Exercise description:
Each line that follows is to be retyped exactly.

Material supplied:
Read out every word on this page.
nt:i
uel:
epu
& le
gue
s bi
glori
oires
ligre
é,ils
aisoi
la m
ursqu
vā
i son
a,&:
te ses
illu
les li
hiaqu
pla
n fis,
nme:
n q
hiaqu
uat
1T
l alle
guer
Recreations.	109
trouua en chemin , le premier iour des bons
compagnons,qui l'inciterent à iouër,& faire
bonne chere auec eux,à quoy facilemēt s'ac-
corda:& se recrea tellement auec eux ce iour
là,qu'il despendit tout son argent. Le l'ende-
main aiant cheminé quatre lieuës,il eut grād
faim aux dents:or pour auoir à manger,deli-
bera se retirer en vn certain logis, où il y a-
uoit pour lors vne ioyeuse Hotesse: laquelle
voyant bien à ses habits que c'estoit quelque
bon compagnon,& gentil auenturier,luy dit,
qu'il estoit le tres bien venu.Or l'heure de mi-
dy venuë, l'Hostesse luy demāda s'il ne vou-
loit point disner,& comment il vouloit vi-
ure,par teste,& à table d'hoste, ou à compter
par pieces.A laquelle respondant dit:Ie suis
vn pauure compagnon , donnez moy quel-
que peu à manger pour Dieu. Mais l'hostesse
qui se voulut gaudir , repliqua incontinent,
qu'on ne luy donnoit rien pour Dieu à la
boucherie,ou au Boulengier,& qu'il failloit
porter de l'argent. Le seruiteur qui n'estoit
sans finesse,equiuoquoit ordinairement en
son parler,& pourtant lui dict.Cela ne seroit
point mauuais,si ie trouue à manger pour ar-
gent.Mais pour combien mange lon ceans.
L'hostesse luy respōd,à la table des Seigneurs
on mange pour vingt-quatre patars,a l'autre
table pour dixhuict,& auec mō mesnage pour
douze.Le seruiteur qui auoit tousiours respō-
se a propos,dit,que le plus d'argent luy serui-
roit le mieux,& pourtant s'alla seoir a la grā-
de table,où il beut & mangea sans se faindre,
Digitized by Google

Correct result:
Read out every word on this page.
nt:i
uel:
epu
& le
gue
s bi
glori
oires
ligre
é,ils
aisoi
la m
ursqu
vā
i son
a,&:
te ses
illu
les li
hiaqu
pla
n fis,
nme:
n q
hiaqu
uat
1T
l alle
guer
Recreations.	109
trouua en chemin , le premier iour des bons
compagnons,qui l'inciterent à iouër,& faire
bonne chere auec eux,à quoy facilemēt s'ac-
corda:& se recrea tellement auec eux ce iour
là,qu'il despendit tout son argent. Le l'ende-
main aiant cheminé quatre lieuës,il eut grād
faim aux dents:or pour auoir à manger,deli-
bera se retirer en vn certain logis, où il y a-
uoit pour lors vne ioyeuse Hotesse: laquelle
voyant bien à ses habits que c'estoit quelque
bon compagnon,& gentil auenturier,luy dit,
qu'il estoit le tres bien venu.Or l'heure de mi-
dy venuë, l'Hostesse luy demāda s'il ne vou-
loit point disner,& comment il vouloit vi-
ure,par teste,& à table d'hoste, ou à compter
par pieces.A laquelle respondant dit:Ie suis
vn pauure compagnon , donnez moy quel-
que peu à manger pour Dieu. Mais l'hostesse
qui se voulut gaudir , repliqua incontinent,
qu'on ne luy donnoit rien pour Dieu à la
boucherie,ou au Boulengier,& qu'il failloit
porter de l'argent. Le seruiteur qui n'estoit
sans finesse,equiuoquoit ordinairement en
son parler,& pourtant lui dict.Cela ne seroit
point mauuais,si ie trouue à manger pour ar-
gent.Mais pour combien mange lon ceans.
L'hostesse luy respōd,à la table des Seigneurs
on mange pour vingt-quatre patars,a l'autre
table pour dixhuict,& auec mō mesnage pour
douze.Le seruiteur qui auoit tousiours respō-
se a propos,dit,que le plus d'argent luy serui-
roit le mieux,& pourtant s'alla seoir a la grā-
de table,où il beut & mangea sans se faindre,
Digitized by Google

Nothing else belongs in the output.